* Goal of the exercise
Work through the material below and count the lines holding the word "grid"; give that count and nothing more.

* Listing
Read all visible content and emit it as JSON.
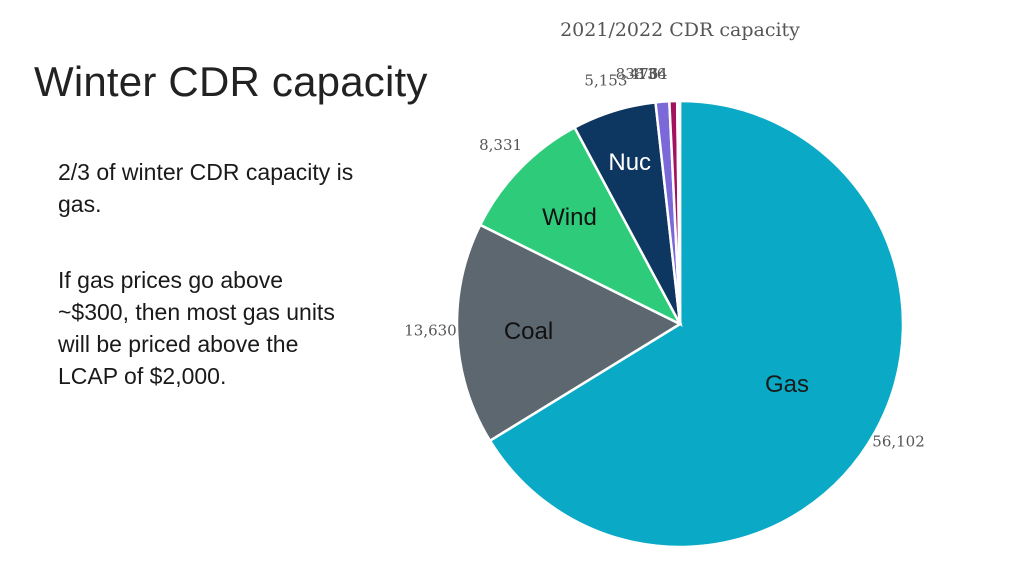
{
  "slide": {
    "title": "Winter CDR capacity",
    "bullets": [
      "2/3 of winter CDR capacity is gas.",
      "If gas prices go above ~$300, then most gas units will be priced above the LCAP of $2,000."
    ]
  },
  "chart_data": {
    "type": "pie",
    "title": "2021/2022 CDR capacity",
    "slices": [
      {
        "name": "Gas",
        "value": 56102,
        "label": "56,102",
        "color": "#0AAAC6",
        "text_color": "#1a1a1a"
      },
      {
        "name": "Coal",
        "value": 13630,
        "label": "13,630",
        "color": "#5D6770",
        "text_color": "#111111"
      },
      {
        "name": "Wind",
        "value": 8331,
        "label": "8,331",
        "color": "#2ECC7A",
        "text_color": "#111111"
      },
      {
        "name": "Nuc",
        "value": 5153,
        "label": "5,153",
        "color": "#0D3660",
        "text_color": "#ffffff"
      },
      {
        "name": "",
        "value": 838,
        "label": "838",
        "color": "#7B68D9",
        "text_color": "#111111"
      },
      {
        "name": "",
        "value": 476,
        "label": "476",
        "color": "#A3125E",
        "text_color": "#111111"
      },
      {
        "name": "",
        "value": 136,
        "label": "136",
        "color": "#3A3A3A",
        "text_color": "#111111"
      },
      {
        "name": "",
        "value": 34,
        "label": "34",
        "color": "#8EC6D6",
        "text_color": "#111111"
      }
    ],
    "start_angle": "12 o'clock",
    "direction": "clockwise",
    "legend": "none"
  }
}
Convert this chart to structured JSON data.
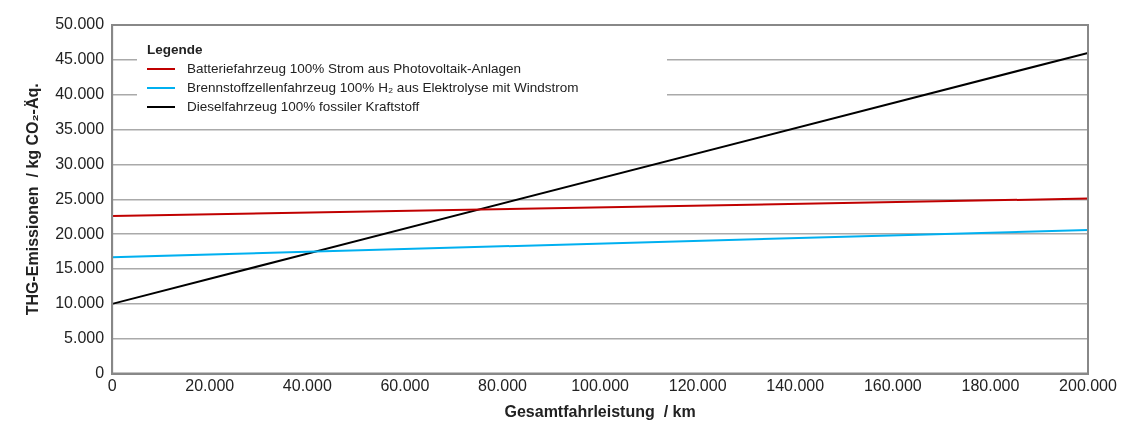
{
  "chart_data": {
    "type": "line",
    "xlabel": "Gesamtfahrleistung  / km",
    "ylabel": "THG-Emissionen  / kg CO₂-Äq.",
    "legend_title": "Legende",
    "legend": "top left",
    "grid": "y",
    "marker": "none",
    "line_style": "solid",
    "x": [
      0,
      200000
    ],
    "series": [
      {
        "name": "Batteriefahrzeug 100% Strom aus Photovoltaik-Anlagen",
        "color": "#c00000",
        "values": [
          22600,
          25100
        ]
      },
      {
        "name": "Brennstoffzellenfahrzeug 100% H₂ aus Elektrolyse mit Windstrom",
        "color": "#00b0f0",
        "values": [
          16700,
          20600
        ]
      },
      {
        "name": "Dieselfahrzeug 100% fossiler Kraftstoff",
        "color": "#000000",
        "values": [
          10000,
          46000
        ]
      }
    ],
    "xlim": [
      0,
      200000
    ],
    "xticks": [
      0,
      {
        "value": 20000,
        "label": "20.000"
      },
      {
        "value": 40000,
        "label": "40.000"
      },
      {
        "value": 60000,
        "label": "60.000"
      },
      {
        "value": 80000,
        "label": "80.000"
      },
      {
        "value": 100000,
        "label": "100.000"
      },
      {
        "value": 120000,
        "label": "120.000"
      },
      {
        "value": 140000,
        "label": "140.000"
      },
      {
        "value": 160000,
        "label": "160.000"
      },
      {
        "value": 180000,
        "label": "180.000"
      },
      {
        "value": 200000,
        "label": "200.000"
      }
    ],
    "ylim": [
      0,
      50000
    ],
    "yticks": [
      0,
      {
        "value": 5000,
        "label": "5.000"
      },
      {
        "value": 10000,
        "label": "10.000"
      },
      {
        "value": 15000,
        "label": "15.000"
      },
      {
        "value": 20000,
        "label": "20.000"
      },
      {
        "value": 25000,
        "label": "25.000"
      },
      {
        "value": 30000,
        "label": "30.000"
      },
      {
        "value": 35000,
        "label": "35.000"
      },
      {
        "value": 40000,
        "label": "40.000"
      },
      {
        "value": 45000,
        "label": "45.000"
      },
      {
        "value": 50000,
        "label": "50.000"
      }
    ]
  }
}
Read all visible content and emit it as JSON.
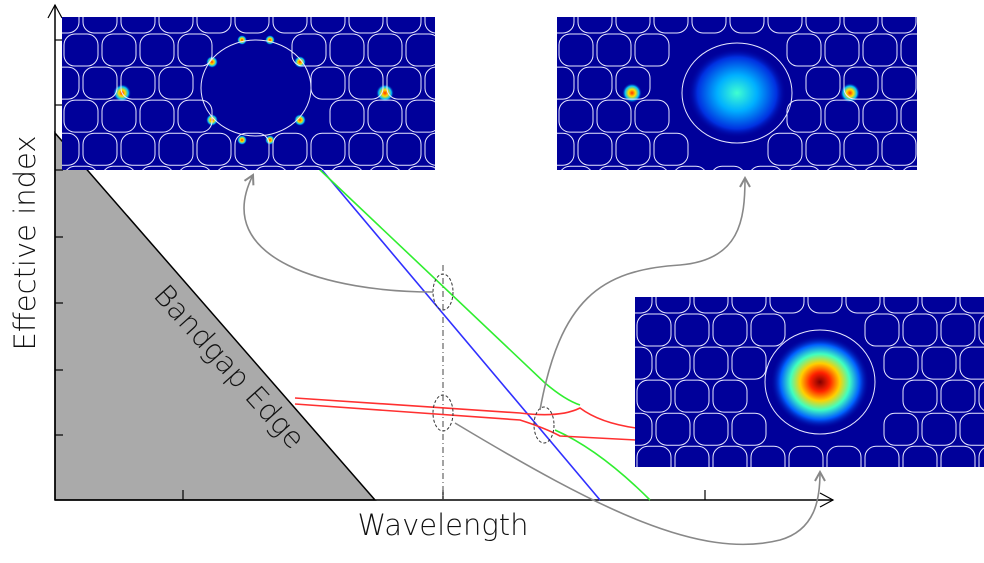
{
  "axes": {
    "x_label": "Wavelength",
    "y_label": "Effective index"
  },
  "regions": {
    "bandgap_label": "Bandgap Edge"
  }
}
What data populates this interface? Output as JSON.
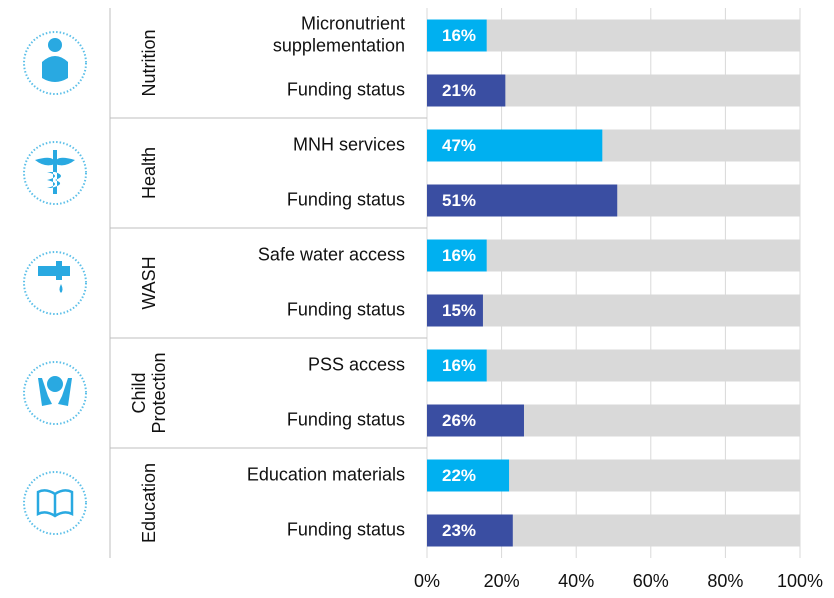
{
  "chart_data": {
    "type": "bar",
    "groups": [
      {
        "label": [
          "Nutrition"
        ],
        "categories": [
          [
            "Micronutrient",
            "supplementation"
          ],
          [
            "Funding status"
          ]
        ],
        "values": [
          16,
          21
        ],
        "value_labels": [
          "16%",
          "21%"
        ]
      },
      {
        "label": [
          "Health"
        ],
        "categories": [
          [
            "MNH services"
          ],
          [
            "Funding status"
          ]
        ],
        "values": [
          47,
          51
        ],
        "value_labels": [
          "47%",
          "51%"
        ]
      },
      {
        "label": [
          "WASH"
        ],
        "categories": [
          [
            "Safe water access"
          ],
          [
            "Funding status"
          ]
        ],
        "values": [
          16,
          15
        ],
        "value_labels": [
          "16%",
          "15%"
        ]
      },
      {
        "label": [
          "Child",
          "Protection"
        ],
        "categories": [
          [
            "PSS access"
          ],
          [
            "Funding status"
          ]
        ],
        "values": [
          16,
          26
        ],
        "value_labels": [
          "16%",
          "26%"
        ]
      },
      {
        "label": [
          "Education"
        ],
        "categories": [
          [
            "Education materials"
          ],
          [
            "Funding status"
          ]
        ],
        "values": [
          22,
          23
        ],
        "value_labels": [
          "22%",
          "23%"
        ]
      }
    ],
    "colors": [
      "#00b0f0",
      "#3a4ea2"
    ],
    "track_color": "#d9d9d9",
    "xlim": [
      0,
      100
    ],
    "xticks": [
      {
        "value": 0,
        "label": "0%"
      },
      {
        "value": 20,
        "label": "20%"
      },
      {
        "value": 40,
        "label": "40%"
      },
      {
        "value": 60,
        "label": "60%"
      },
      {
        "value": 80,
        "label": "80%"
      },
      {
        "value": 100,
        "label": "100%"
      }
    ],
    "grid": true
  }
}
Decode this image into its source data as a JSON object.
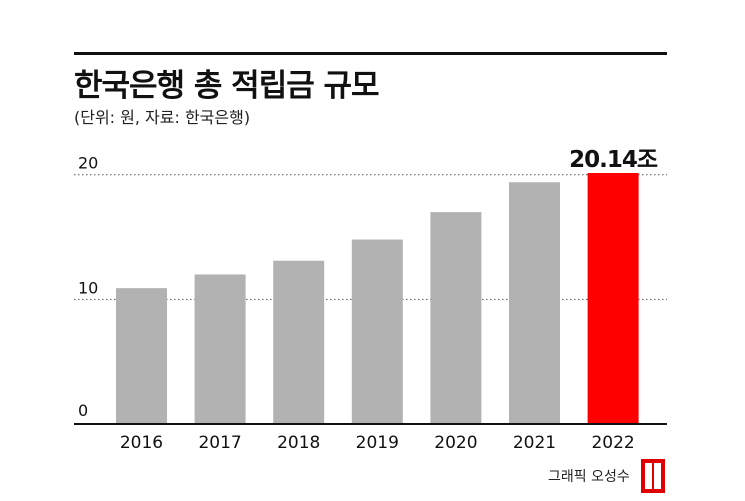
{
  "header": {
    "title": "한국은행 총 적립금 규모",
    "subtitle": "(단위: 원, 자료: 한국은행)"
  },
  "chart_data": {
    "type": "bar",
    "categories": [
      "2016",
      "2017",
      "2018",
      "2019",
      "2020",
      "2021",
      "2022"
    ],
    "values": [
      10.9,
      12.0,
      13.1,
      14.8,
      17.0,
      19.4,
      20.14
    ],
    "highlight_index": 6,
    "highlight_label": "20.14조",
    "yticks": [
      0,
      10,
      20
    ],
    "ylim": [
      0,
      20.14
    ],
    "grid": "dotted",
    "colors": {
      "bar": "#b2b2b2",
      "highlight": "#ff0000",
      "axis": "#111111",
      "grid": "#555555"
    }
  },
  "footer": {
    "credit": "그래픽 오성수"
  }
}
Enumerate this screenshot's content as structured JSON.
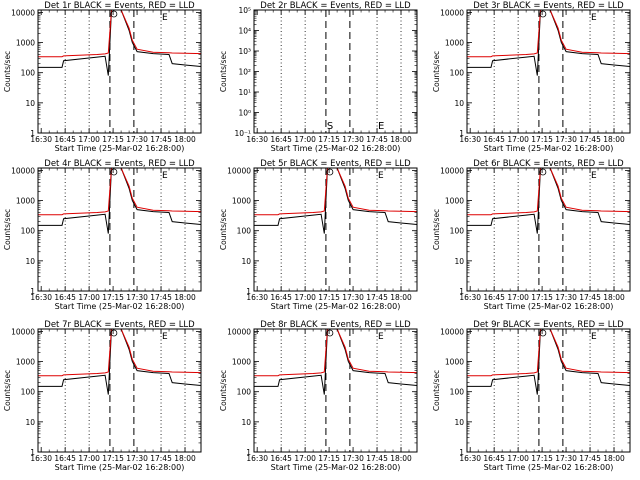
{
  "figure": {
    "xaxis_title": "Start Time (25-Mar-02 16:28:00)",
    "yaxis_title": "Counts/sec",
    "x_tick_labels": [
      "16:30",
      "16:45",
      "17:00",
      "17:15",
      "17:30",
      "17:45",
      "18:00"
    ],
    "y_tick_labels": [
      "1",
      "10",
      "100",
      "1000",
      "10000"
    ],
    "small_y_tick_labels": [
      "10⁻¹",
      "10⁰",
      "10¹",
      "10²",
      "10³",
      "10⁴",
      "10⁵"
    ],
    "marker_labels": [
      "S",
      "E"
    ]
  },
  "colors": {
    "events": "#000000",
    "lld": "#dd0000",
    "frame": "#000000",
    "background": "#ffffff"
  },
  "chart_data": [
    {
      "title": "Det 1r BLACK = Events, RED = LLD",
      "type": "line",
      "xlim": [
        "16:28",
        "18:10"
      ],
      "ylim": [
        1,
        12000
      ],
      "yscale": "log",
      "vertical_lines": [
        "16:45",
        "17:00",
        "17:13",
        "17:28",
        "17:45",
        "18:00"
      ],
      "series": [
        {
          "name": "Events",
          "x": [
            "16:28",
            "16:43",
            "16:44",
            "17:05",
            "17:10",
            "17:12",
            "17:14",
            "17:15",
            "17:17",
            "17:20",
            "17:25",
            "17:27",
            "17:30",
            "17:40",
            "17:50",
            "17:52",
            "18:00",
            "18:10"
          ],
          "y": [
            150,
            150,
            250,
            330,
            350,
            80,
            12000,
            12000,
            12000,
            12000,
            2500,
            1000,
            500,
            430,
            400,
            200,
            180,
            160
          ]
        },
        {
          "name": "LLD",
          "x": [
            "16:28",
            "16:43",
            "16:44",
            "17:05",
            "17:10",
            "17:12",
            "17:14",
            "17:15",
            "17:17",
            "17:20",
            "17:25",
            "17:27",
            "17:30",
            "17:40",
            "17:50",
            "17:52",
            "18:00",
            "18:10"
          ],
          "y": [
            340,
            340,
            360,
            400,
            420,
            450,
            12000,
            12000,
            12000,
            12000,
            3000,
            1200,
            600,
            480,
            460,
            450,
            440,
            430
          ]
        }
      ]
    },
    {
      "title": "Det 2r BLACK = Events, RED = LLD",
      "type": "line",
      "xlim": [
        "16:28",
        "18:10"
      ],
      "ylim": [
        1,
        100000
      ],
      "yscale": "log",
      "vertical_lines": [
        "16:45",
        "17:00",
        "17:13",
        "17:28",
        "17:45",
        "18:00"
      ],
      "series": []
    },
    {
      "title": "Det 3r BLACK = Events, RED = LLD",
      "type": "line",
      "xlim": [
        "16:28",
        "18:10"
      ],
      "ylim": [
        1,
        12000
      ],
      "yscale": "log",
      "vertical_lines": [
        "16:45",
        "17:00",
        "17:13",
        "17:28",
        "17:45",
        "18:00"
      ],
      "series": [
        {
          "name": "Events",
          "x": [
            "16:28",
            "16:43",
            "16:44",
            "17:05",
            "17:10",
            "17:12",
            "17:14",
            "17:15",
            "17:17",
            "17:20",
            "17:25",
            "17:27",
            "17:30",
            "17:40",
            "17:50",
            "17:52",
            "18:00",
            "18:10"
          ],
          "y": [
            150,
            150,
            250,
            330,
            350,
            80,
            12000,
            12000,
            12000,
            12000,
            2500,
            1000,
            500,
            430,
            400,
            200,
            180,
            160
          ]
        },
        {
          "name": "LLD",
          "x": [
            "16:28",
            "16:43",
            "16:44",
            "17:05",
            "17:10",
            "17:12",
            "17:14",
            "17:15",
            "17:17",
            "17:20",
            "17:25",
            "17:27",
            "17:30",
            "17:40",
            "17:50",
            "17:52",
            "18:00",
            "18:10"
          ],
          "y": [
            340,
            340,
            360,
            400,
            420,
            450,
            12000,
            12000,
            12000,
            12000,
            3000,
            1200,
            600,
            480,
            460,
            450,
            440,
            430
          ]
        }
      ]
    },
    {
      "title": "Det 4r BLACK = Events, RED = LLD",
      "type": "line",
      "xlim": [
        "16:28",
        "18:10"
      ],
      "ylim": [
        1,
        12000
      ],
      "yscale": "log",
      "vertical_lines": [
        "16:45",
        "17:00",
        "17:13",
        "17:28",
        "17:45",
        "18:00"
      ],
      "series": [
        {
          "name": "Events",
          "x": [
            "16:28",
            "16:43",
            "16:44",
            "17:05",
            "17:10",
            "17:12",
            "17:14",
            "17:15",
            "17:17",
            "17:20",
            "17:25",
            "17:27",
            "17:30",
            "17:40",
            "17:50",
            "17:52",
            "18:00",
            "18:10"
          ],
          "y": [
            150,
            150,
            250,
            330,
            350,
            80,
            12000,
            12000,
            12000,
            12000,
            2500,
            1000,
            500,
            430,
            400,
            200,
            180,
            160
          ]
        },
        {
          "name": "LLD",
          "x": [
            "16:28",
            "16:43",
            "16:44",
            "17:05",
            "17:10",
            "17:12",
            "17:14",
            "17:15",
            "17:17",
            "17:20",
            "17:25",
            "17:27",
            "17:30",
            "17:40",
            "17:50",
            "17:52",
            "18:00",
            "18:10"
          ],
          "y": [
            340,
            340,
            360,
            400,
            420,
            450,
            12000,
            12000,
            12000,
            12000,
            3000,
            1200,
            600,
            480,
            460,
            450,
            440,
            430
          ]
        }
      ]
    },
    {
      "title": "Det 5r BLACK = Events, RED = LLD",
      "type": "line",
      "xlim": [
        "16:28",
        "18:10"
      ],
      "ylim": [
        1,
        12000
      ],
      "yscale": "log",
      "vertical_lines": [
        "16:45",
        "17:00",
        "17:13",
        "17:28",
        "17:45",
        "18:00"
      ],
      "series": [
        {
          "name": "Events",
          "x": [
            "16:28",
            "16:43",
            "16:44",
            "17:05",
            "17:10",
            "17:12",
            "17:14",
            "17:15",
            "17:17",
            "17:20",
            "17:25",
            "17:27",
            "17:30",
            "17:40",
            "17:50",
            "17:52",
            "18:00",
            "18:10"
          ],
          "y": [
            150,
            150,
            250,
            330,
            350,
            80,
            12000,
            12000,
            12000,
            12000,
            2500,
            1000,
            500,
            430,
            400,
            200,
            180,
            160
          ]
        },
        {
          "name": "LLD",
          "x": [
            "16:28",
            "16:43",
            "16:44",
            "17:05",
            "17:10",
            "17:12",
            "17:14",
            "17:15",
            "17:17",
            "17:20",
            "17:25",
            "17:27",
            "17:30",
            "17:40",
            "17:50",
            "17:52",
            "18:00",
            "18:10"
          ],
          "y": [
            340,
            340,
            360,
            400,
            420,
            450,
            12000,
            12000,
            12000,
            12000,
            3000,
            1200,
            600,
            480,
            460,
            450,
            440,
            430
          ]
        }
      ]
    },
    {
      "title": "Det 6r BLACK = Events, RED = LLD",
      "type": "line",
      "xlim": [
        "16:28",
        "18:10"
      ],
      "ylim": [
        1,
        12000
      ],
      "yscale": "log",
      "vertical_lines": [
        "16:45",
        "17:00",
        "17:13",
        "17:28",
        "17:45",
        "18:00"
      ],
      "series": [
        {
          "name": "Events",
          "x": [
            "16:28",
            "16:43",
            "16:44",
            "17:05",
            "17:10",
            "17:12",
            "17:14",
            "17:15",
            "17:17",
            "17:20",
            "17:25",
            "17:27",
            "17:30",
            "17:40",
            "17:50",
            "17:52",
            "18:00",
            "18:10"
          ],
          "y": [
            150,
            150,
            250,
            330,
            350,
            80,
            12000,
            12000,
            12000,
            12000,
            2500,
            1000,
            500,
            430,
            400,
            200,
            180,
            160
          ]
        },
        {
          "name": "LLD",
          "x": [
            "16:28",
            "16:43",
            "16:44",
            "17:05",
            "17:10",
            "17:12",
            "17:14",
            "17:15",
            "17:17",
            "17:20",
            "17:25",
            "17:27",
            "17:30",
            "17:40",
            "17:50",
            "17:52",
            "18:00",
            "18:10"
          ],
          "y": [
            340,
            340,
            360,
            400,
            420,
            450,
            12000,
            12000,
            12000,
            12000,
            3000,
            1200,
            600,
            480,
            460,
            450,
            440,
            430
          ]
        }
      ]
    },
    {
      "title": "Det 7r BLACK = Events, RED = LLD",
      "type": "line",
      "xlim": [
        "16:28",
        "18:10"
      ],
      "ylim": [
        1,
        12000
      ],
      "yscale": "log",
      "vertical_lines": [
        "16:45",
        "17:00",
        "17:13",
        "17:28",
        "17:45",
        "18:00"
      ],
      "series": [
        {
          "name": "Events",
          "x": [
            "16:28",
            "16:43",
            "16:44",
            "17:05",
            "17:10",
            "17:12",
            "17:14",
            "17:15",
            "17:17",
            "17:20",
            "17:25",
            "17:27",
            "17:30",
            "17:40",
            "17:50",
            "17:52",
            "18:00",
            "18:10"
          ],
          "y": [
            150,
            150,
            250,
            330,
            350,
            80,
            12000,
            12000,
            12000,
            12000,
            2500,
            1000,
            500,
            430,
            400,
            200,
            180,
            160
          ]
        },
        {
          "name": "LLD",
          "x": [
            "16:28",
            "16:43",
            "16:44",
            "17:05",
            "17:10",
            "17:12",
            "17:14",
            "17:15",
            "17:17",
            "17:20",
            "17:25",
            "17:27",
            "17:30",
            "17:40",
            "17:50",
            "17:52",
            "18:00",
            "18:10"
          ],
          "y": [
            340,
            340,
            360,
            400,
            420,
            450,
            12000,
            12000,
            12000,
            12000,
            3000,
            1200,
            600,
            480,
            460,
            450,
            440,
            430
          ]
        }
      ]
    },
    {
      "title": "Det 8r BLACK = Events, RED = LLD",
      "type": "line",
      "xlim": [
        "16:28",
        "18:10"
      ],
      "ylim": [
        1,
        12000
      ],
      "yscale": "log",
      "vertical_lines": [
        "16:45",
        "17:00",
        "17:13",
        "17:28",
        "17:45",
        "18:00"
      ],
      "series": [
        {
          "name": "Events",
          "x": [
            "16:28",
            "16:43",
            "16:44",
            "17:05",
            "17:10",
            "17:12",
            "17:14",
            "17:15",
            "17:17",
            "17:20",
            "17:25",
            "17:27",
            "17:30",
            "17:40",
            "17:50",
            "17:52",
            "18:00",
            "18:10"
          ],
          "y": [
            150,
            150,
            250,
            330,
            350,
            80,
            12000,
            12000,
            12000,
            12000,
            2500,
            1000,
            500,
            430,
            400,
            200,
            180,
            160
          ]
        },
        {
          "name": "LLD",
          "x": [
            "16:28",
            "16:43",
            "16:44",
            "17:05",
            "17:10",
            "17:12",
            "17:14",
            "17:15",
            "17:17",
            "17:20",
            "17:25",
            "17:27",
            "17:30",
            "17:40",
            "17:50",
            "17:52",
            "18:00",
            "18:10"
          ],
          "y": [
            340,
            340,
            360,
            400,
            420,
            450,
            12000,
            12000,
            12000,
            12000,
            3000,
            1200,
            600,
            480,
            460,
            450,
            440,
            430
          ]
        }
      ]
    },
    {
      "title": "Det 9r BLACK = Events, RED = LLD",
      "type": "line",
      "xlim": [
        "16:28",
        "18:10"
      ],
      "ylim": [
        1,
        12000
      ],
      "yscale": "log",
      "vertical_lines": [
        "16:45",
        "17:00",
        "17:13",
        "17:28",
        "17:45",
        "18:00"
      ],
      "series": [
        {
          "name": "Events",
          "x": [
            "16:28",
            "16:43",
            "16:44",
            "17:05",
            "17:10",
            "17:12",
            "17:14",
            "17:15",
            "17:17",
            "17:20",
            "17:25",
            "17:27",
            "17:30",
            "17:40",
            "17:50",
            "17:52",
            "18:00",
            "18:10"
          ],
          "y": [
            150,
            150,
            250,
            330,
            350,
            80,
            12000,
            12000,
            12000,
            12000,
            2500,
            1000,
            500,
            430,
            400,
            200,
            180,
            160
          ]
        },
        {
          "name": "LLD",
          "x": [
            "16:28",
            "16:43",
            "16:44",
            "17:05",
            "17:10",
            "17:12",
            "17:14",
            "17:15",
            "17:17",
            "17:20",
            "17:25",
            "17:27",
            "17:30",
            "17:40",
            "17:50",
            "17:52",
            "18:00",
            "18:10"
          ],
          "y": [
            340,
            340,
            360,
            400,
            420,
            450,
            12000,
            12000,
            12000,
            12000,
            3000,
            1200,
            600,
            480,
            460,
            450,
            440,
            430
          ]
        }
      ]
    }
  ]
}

* Full response
4